[Dataset records]
---*---
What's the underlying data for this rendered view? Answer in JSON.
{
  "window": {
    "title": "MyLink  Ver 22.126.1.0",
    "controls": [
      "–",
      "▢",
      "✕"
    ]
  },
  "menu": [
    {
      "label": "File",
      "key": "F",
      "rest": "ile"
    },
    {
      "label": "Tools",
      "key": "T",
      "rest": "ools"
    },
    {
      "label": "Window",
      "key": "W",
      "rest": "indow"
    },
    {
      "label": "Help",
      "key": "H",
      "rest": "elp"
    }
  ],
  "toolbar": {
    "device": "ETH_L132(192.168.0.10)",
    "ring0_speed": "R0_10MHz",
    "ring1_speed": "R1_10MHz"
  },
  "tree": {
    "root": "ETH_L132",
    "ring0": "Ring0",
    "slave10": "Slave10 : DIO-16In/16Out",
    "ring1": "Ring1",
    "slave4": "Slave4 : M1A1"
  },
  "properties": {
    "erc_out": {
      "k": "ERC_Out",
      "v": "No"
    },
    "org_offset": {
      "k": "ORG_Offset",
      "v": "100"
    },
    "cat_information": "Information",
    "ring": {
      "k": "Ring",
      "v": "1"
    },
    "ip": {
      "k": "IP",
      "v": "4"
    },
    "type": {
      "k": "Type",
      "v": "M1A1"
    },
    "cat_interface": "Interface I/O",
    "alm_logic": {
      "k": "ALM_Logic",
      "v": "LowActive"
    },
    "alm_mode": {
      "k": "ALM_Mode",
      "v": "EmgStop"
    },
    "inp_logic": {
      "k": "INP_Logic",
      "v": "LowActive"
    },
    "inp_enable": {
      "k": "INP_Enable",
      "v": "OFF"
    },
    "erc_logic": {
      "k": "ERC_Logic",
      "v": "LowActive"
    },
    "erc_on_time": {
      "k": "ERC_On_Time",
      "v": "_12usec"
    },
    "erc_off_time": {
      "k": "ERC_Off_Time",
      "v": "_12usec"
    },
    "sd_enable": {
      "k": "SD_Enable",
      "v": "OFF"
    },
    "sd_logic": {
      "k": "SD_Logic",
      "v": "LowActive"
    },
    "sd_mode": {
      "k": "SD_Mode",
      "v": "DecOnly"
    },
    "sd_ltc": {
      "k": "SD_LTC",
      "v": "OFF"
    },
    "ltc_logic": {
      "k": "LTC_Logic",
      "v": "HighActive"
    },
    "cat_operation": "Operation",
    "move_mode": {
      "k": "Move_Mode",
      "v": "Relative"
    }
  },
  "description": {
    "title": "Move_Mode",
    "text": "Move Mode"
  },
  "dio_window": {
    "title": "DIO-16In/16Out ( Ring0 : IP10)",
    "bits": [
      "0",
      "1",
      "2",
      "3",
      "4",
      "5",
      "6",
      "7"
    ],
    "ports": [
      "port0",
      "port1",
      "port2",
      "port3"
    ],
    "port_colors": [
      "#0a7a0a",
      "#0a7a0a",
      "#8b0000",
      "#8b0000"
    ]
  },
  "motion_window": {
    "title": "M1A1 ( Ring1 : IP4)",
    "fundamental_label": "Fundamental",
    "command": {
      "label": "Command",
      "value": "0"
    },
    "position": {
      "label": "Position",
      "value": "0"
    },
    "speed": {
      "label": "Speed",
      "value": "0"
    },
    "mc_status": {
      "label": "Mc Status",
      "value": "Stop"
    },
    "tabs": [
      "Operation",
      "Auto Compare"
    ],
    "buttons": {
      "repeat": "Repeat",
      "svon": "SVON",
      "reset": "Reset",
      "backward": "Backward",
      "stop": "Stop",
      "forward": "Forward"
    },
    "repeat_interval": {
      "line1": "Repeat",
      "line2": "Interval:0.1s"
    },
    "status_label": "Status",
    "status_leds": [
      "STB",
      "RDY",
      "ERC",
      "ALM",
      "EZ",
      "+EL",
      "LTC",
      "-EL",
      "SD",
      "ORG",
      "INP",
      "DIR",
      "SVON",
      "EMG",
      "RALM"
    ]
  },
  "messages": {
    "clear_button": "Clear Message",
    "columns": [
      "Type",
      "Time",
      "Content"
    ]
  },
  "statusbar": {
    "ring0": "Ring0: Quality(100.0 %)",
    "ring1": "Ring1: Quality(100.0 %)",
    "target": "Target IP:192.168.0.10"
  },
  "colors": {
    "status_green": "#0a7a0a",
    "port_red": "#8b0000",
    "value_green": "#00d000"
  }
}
---*---
:: DIRECTION ::
Can you give every line above again, exactly as written?

:: EXERCISE SOLUTION ::
What's the underlying data for this rendered view? Answer in JSON.
{
  "window": {
    "title": "MyLink  Ver 22.126.1.0",
    "controls": [
      "–",
      "▢",
      "✕"
    ]
  },
  "menu": [
    {
      "label": "File",
      "key": "F",
      "rest": "ile"
    },
    {
      "label": "Tools",
      "key": "T",
      "rest": "ools"
    },
    {
      "label": "Window",
      "key": "W",
      "rest": "indow"
    },
    {
      "label": "Help",
      "key": "H",
      "rest": "elp"
    }
  ],
  "toolbar": {
    "device": "ETH_L132(192.168.0.10)",
    "ring0_speed": "R0_10MHz",
    "ring1_speed": "R1_10MHz"
  },
  "tree": {
    "root": "ETH_L132",
    "ring0": "Ring0",
    "slave10": "Slave10 : DIO-16In/16Out",
    "ring1": "Ring1",
    "slave4": "Slave4 : M1A1"
  },
  "properties": {
    "erc_out": {
      "k": "ERC_Out",
      "v": "No"
    },
    "org_offset": {
      "k": "ORG_Offset",
      "v": "100"
    },
    "cat_information": "Information",
    "ring": {
      "k": "Ring",
      "v": "1"
    },
    "ip": {
      "k": "IP",
      "v": "4"
    },
    "type": {
      "k": "Type",
      "v": "M1A1"
    },
    "cat_interface": "Interface I/O",
    "alm_logic": {
      "k": "ALM_Logic",
      "v": "LowActive"
    },
    "alm_mode": {
      "k": "ALM_Mode",
      "v": "EmgStop"
    },
    "inp_logic": {
      "k": "INP_Logic",
      "v": "LowActive"
    },
    "inp_enable": {
      "k": "INP_Enable",
      "v": "OFF"
    },
    "erc_logic": {
      "k": "ERC_Logic",
      "v": "LowActive"
    },
    "erc_on_time": {
      "k": "ERC_On_Time",
      "v": "_12usec"
    },
    "erc_off_time": {
      "k": "ERC_Off_Time",
      "v": "_12usec"
    },
    "sd_enable": {
      "k": "SD_Enable",
      "v": "OFF"
    },
    "sd_logic": {
      "k": "SD_Logic",
      "v": "LowActive"
    },
    "sd_mode": {
      "k": "SD_Mode",
      "v": "DecOnly"
    },
    "sd_ltc": {
      "k": "SD_LTC",
      "v": "OFF"
    },
    "ltc_logic": {
      "k": "LTC_Logic",
      "v": "HighActive"
    },
    "cat_operation": "Operation",
    "move_mode": {
      "k": "Move_Mode",
      "v": "Relative"
    }
  },
  "description": {
    "title": "Move_Mode",
    "text": "Move Mode"
  },
  "dio_window": {
    "title": "DIO-16In/16Out ( Ring0 : IP10)",
    "bits": [
      "0",
      "1",
      "2",
      "3",
      "4",
      "5",
      "6",
      "7"
    ],
    "ports": [
      "port0",
      "port1",
      "port2",
      "port3"
    ],
    "port_colors": [
      "#0a7a0a",
      "#0a7a0a",
      "#8b0000",
      "#8b0000"
    ]
  },
  "motion_window": {
    "title": "M1A1 ( Ring1 : IP4)",
    "fundamental_label": "Fundamental",
    "command": {
      "label": "Command",
      "value": "0"
    },
    "position": {
      "label": "Position",
      "value": "0"
    },
    "speed": {
      "label": "Speed",
      "value": "0"
    },
    "mc_status": {
      "label": "Mc Status",
      "value": "Stop"
    },
    "tabs": [
      "Operation",
      "Auto Compare"
    ],
    "buttons": {
      "repeat": "Repeat",
      "svon": "SVON",
      "reset": "Reset",
      "backward": "Backward",
      "stop": "Stop",
      "forward": "Forward"
    },
    "repeat_interval": {
      "line1": "Repeat",
      "line2": "Interval:0.1s"
    },
    "status_label": "Status",
    "status_leds": [
      "STB",
      "RDY",
      "ERC",
      "ALM",
      "EZ",
      "+EL",
      "LTC",
      "-EL",
      "SD",
      "ORG",
      "INP",
      "DIR",
      "SVON",
      "EMG",
      "RALM"
    ]
  },
  "messages": {
    "clear_button": "Clear Message",
    "columns": [
      "Type",
      "Time",
      "Content"
    ]
  },
  "statusbar": {
    "ring0": "Ring0: Quality(100.0 %)",
    "ring1": "Ring1: Quality(100.0 %)",
    "target": "Target IP:192.168.0.10"
  },
  "colors": {
    "status_green": "#0a7a0a",
    "port_red": "#8b0000",
    "value_green": "#00d000"
  }
}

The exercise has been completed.